:: REQUIRED WORK ::
Take every line from the listing below that contains "title".

SUPPLIED RECORDS start

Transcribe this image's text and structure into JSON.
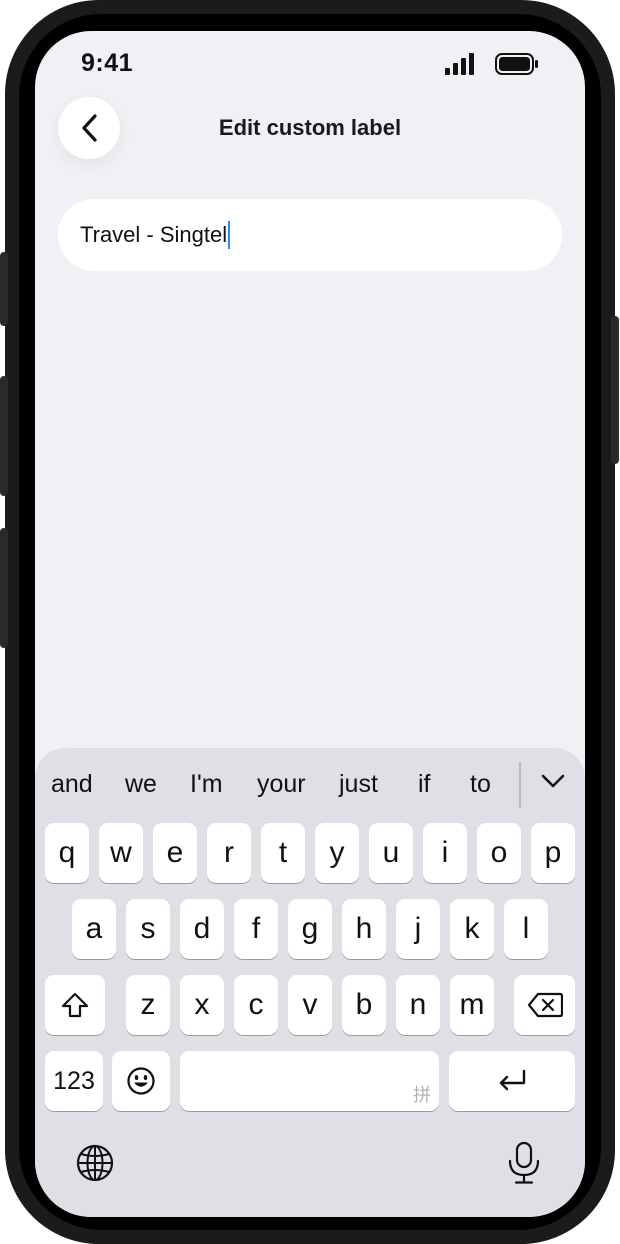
{
  "status_bar": {
    "time": "9:41"
  },
  "header": {
    "title": "Edit custom label"
  },
  "label_input": {
    "value": "Travel - Singtel"
  },
  "keyboard": {
    "suggestions": [
      "and",
      "we",
      "I'm",
      "your",
      "just",
      "if",
      "to"
    ],
    "row1": [
      "q",
      "w",
      "e",
      "r",
      "t",
      "y",
      "u",
      "i",
      "o",
      "p"
    ],
    "row2": [
      "a",
      "s",
      "d",
      "f",
      "g",
      "h",
      "j",
      "k",
      "l"
    ],
    "row3": [
      "z",
      "x",
      "c",
      "v",
      "b",
      "n",
      "m"
    ],
    "numbers_key": "123",
    "space_hint": "拼"
  },
  "icons": {
    "back": "chevron-left-icon",
    "signal": "cellular-signal-icon",
    "battery": "battery-icon",
    "collapse": "chevron-down-icon",
    "shift": "shift-icon",
    "delete": "delete-backspace-icon",
    "emoji": "emoji-icon",
    "return": "return-icon",
    "globe": "globe-icon",
    "mic": "microphone-icon"
  },
  "colors": {
    "caret": "#1f8cff",
    "screen_bg": "#f1f1f5",
    "keyboard_bg": "#dfe0e6"
  }
}
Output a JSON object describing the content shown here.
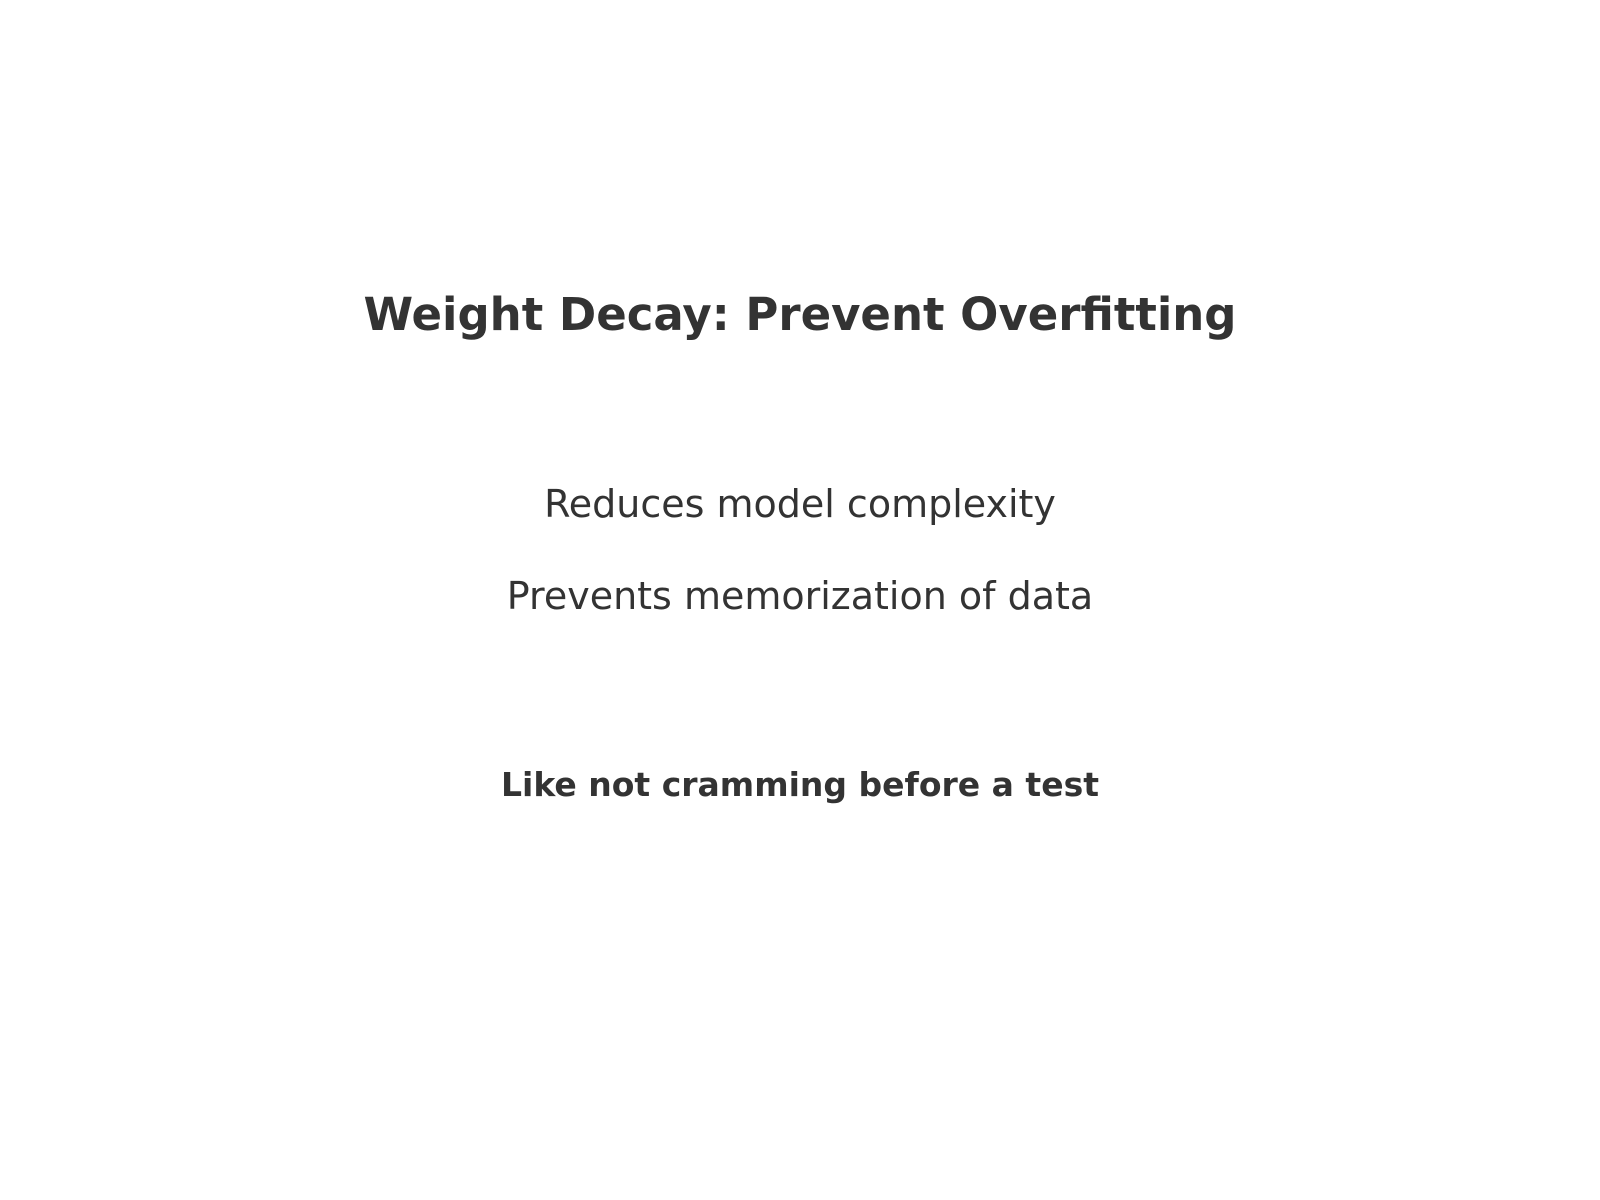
{
  "slide": {
    "title": "Weight Decay: Prevent Overfitting",
    "points": [
      "Reduces model complexity",
      "Prevents memorization of data"
    ],
    "analogy": "Like not cramming before a test"
  },
  "colors": {
    "text": "#333333",
    "background": "#ffffff"
  }
}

SUPPLIED RECORDS end

:: EXERCISE OUTPUT ::
    "title": "Edit custom label"
    "title": "Weight Decay: Prevent Overfitting",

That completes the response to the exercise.